Please change every "Reset Selection" in the material below to "Clear Selection" and leave everything else as it is. Omit the pictures from your answer.

Element placement data:
-----
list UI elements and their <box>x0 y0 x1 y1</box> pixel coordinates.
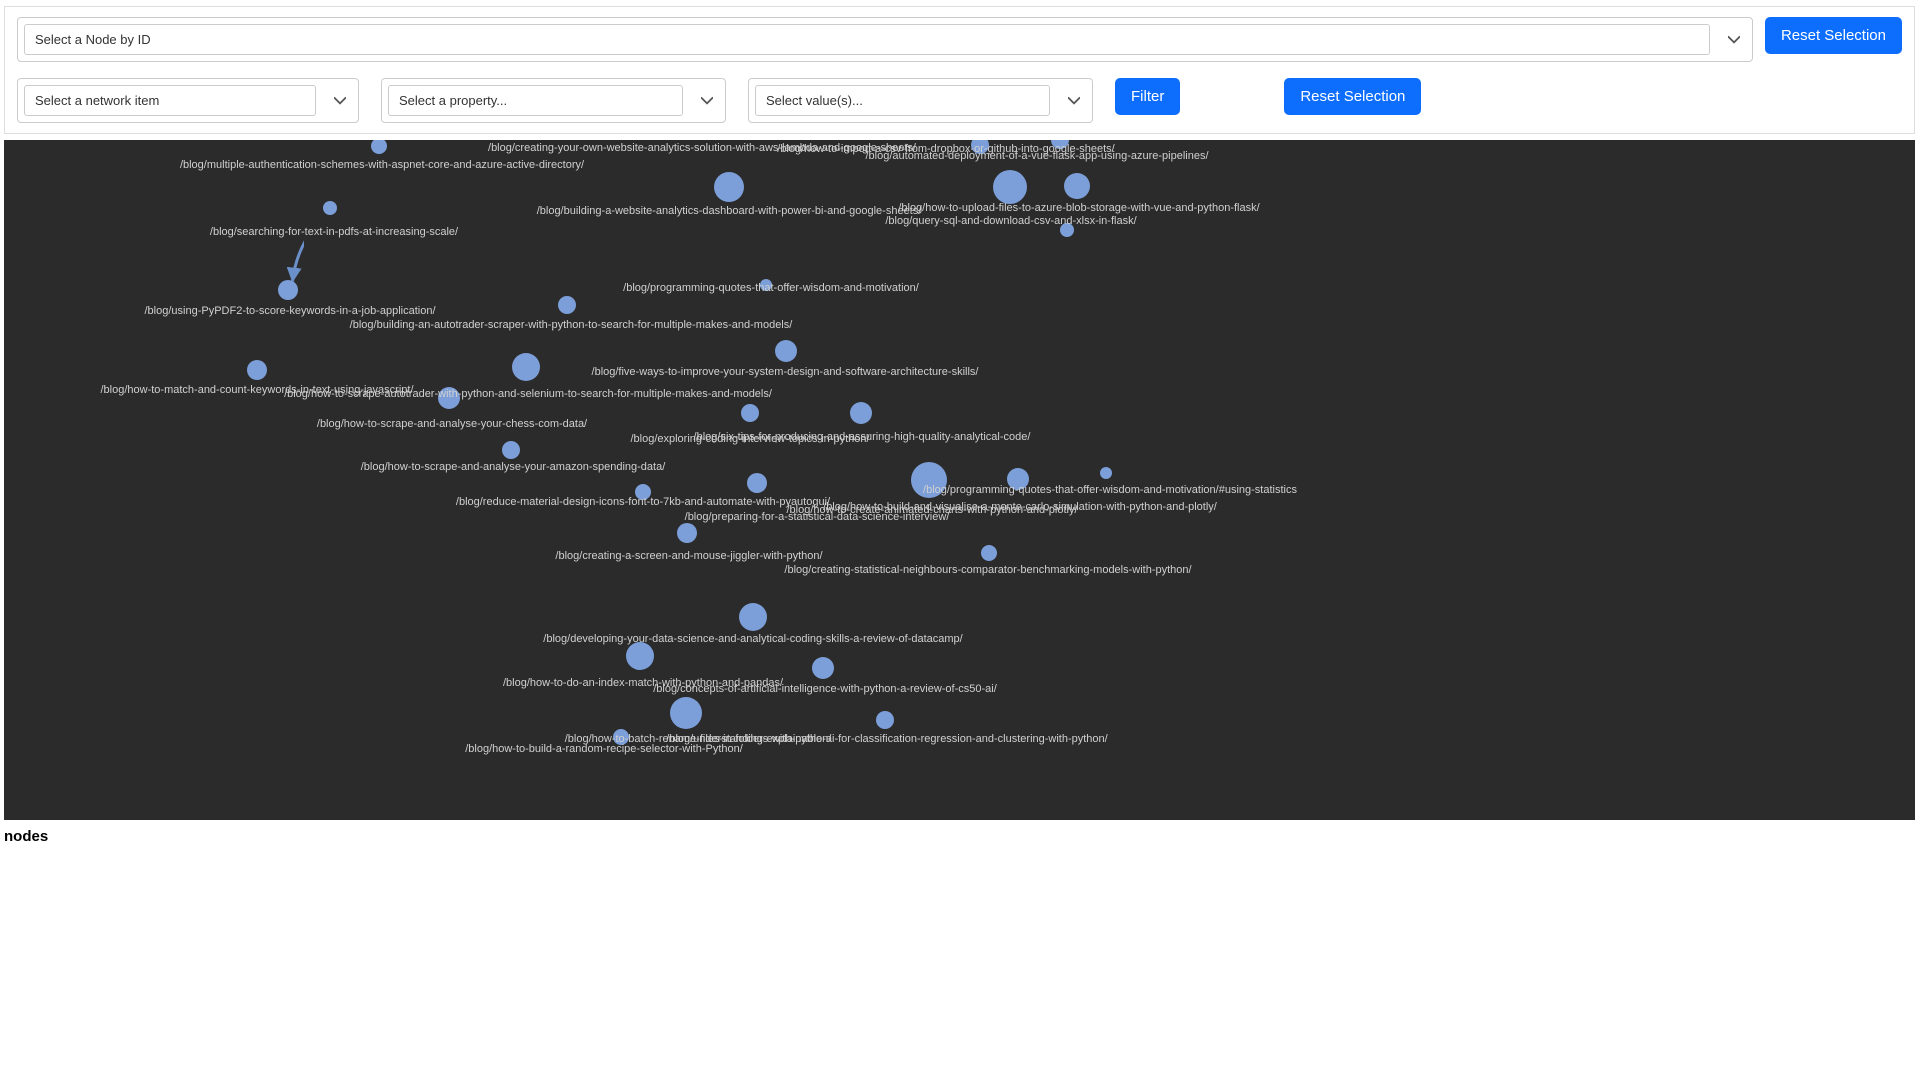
node-id-input[interactable] <box>25 25 1709 54</box>
graph-node[interactable] <box>971 140 989 154</box>
chevron-down-icon[interactable] <box>1716 18 1752 61</box>
graph-node[interactable] <box>323 201 337 215</box>
graph-node-label: /blog/five-ways-to-improve-your-system-d… <box>592 366 979 378</box>
graph-node[interactable] <box>850 402 872 424</box>
graph-node-label: /blog/developing-your-data-science-and-a… <box>543 633 962 645</box>
graph-node-label: /blog/how-to-do-an-index-match-with-pyth… <box>503 677 783 689</box>
graph-node-label: /blog/how-to-scrape-and-analyse-your-ama… <box>361 461 666 473</box>
graph-node[interactable] <box>775 340 797 362</box>
chevron-down-icon[interactable] <box>689 79 725 122</box>
graph-node-label: /blog/how-to-match-and-count-keywords-in… <box>100 384 413 396</box>
reset-selection-button-2[interactable]: Reset Selection <box>1284 78 1421 115</box>
graph-node[interactable] <box>371 140 387 154</box>
graph-node[interactable] <box>438 387 460 409</box>
graph-node[interactable] <box>1100 467 1112 479</box>
controls-panel: Reset Selection Filte <box>4 6 1915 134</box>
graph-node-label: /blog/how-to-build-and-visualise-a-monte… <box>823 501 1217 513</box>
graph-node-label: /blog/how-to-scrape-autotrader-with-pyth… <box>284 388 772 400</box>
graph-node[interactable] <box>739 603 767 631</box>
network-item-input[interactable] <box>25 86 315 115</box>
graph-node[interactable] <box>1064 173 1090 199</box>
graph-node-label: /blog/using-PyPDF2-to-score-keywords-in-… <box>144 305 435 317</box>
graph-node[interactable] <box>1007 468 1029 490</box>
network-graph[interactable]: /blog/multiple-authentication-schemes-wi… <box>4 140 1915 820</box>
graph-node-label: /blog/query-sql-and-download-csv-and-xls… <box>885 215 1136 227</box>
graph-node[interactable] <box>911 462 947 498</box>
graph-node[interactable] <box>760 279 772 291</box>
graph-node-label: /blog/programming-quotes-that-offer-wisd… <box>923 484 1297 496</box>
row-2: Filter Reset Selection <box>17 78 1902 123</box>
graph-node[interactable] <box>812 657 834 679</box>
graph-node[interactable] <box>1060 223 1074 237</box>
node-id-select[interactable] <box>17 17 1753 62</box>
graph-node[interactable] <box>558 296 576 314</box>
graph-node[interactable] <box>635 484 651 500</box>
graph-node-label: /blog/concepts-of-artificial-intelligenc… <box>653 683 997 695</box>
graph-node-label: /blog/creating-a-screen-and-mouse-jiggle… <box>555 550 822 562</box>
graph-node-label: /blog/exploring-coding-interview-topics-… <box>630 433 869 445</box>
graph-node-label: /blog/creating-your-own-website-analytic… <box>488 142 916 154</box>
nodes-section-label: nodes <box>0 822 1919 845</box>
values-select[interactable] <box>748 78 1093 123</box>
graph-node-label: /blog/how-to-create-animated-charts-with… <box>786 504 1077 516</box>
graph-node-label: /blog/how-to-scrape-and-analyse-your-che… <box>317 418 587 430</box>
graph-node-label: /blog/creating-statistical-neighbours-co… <box>784 564 1191 576</box>
graph-node-label: /blog/automated-deployment-of-a-vue-flas… <box>865 150 1208 162</box>
graph-node[interactable] <box>747 473 767 493</box>
graph-node[interactable] <box>741 404 759 422</box>
graph-node-label: /blog/how-to-build-a-random-recipe-selec… <box>465 743 743 755</box>
graph-node-label: /blog/how-to-batch-rename-files-in-folde… <box>565 733 832 745</box>
reset-selection-button-1[interactable]: Reset Selection <box>1765 17 1902 54</box>
chevron-down-icon[interactable] <box>1056 79 1092 122</box>
graph-node-label: /blog/building-an-autotrader-scraper-wit… <box>350 319 793 331</box>
graph-node-label: /blog/how-to-upload-files-to-azure-blob-… <box>898 202 1259 214</box>
property-select[interactable] <box>381 78 726 123</box>
graph-node-label: /blog/six-tips-for-producing-and-assurin… <box>694 431 1031 443</box>
graph-node-label: /blog/understanding-explainable-ai-for-c… <box>666 733 1107 745</box>
graph-node[interactable] <box>677 523 697 543</box>
graph-edges <box>4 140 304 290</box>
graph-node[interactable] <box>626 642 654 670</box>
filter-button[interactable]: Filter <box>1115 78 1180 115</box>
graph-node[interactable] <box>670 697 702 729</box>
graph-node[interactable] <box>714 172 744 202</box>
values-input[interactable] <box>756 86 1049 115</box>
graph-node[interactable] <box>512 353 540 381</box>
property-input[interactable] <box>389 86 682 115</box>
graph-node[interactable] <box>247 360 267 380</box>
graph-node[interactable] <box>993 170 1027 204</box>
graph-node-label: /blog/preparing-for-a-statistical-data-s… <box>685 511 950 523</box>
row-1: Reset Selection <box>17 17 1902 62</box>
graph-node[interactable] <box>613 729 629 745</box>
graph-node-label: /blog/building-a-website-analytics-dashb… <box>537 205 922 217</box>
network-item-select[interactable] <box>17 78 359 123</box>
chevron-down-icon[interactable] <box>322 79 358 122</box>
graph-node[interactable] <box>1051 140 1069 149</box>
graph-node[interactable] <box>981 545 997 561</box>
graph-node[interactable] <box>876 711 894 729</box>
graph-node[interactable] <box>502 441 520 459</box>
graph-node[interactable] <box>278 280 298 300</box>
-----
EXERCISE RESPONSE:
list UI elements and their <box>x0 y0 x1 y1</box> pixel coordinates.
node-id-input[interactable] <box>25 25 1709 54</box>
graph-node[interactable] <box>971 140 989 154</box>
chevron-down-icon[interactable] <box>1716 18 1752 61</box>
graph-node[interactable] <box>323 201 337 215</box>
graph-node-label: /blog/five-ways-to-improve-your-system-d… <box>592 366 979 378</box>
graph-node[interactable] <box>850 402 872 424</box>
graph-node-label: /blog/developing-your-data-science-and-a… <box>543 633 962 645</box>
graph-node-label: /blog/how-to-do-an-index-match-with-pyth… <box>503 677 783 689</box>
graph-node-label: /blog/how-to-scrape-and-analyse-your-ama… <box>361 461 666 473</box>
graph-node[interactable] <box>775 340 797 362</box>
chevron-down-icon[interactable] <box>689 79 725 122</box>
graph-node-label: /blog/how-to-match-and-count-keywords-in… <box>100 384 413 396</box>
reset-selection-button-2[interactable]: Clear Selection <box>1284 78 1421 115</box>
graph-node[interactable] <box>371 140 387 154</box>
graph-node[interactable] <box>438 387 460 409</box>
graph-node[interactable] <box>1100 467 1112 479</box>
controls-panel: Clear Selection Filte <box>4 6 1915 134</box>
graph-node-label: /blog/how-to-build-and-visualise-a-monte… <box>823 501 1217 513</box>
graph-node-label: /blog/how-to-scrape-autotrader-with-pyth… <box>284 388 772 400</box>
graph-node[interactable] <box>739 603 767 631</box>
network-item-input[interactable] <box>25 86 315 115</box>
graph-node[interactable] <box>1064 173 1090 199</box>
graph-node-label: /blog/using-PyPDF2-to-score-keywords-in-… <box>144 305 435 317</box>
graph-node[interactable] <box>1007 468 1029 490</box>
network-graph[interactable]: /blog/multiple-authentication-schemes-wi… <box>4 140 1915 820</box>
graph-node-label: /blog/query-sql-and-download-csv-and-xls… <box>885 215 1136 227</box>
graph-node[interactable] <box>911 462 947 498</box>
graph-node[interactable] <box>760 279 772 291</box>
graph-node-label: /blog/programming-quotes-that-offer-wisd… <box>923 484 1297 496</box>
row-2: Filter Clear Selection <box>17 78 1902 123</box>
graph-node[interactable] <box>812 657 834 679</box>
graph-node[interactable] <box>1060 223 1074 237</box>
node-id-select[interactable] <box>17 17 1753 62</box>
graph-node[interactable] <box>558 296 576 314</box>
graph-node[interactable] <box>635 484 651 500</box>
graph-node-label: /blog/concepts-of-artificial-intelligenc… <box>653 683 997 695</box>
graph-node-label: /blog/creating-a-screen-and-mouse-jiggle… <box>555 550 822 562</box>
graph-node-label: /blog/exploring-coding-interview-topics-… <box>630 433 869 445</box>
graph-node-label: /blog/creating-your-own-website-analytic… <box>488 142 916 154</box>
nodes-section-label: nodes <box>0 822 1919 845</box>
values-select[interactable] <box>748 78 1093 123</box>
graph-node-label: /blog/how-to-create-animated-charts-with… <box>786 504 1077 516</box>
graph-node-label: /blog/how-to-scrape-and-analyse-your-che… <box>317 418 587 430</box>
graph-node-label: /blog/creating-statistical-neighbours-co… <box>784 564 1191 576</box>
graph-node-label: /blog/automated-deployment-of-a-vue-flas… <box>865 150 1208 162</box>
graph-node[interactable] <box>747 473 767 493</box>
graph-node[interactable] <box>741 404 759 422</box>
graph-node-label: /blog/how-to-build-a-random-recipe-selec… <box>465 743 743 755</box>
graph-node-label: /blog/how-to-batch-rename-files-in-folde… <box>565 733 832 745</box>
reset-selection-button-1[interactable]: Clear Selection <box>1765 17 1902 54</box>
chevron-down-icon[interactable] <box>1056 79 1092 122</box>
graph-node-label: /blog/building-an-autotrader-scraper-wit… <box>350 319 793 331</box>
graph-node-label: /blog/how-to-upload-files-to-azure-blob-… <box>898 202 1259 214</box>
property-select[interactable] <box>381 78 726 123</box>
graph-node-label: /blog/six-tips-for-producing-and-assurin… <box>694 431 1031 443</box>
graph-node-label: /blog/understanding-explainable-ai-for-c… <box>666 733 1107 745</box>
graph-node[interactable] <box>677 523 697 543</box>
graph-edges <box>4 140 304 290</box>
graph-node[interactable] <box>626 642 654 670</box>
filter-button[interactable]: Filter <box>1115 78 1180 115</box>
graph-node[interactable] <box>670 697 702 729</box>
graph-node[interactable] <box>714 172 744 202</box>
values-input[interactable] <box>756 86 1049 115</box>
graph-node[interactable] <box>512 353 540 381</box>
property-input[interactable] <box>389 86 682 115</box>
graph-node[interactable] <box>247 360 267 380</box>
graph-node[interactable] <box>993 170 1027 204</box>
graph-node-label: /blog/preparing-for-a-statistical-data-s… <box>685 511 950 523</box>
row-1: Clear Selection <box>17 17 1902 62</box>
graph-node[interactable] <box>613 729 629 745</box>
graph-node-label: /blog/building-a-website-analytics-dashb… <box>537 205 922 217</box>
network-item-select[interactable] <box>17 78 359 123</box>
chevron-down-icon[interactable] <box>322 79 358 122</box>
graph-node[interactable] <box>1051 140 1069 149</box>
graph-node[interactable] <box>981 545 997 561</box>
graph-node[interactable] <box>876 711 894 729</box>
graph-node[interactable] <box>502 441 520 459</box>
graph-node[interactable] <box>278 280 298 300</box>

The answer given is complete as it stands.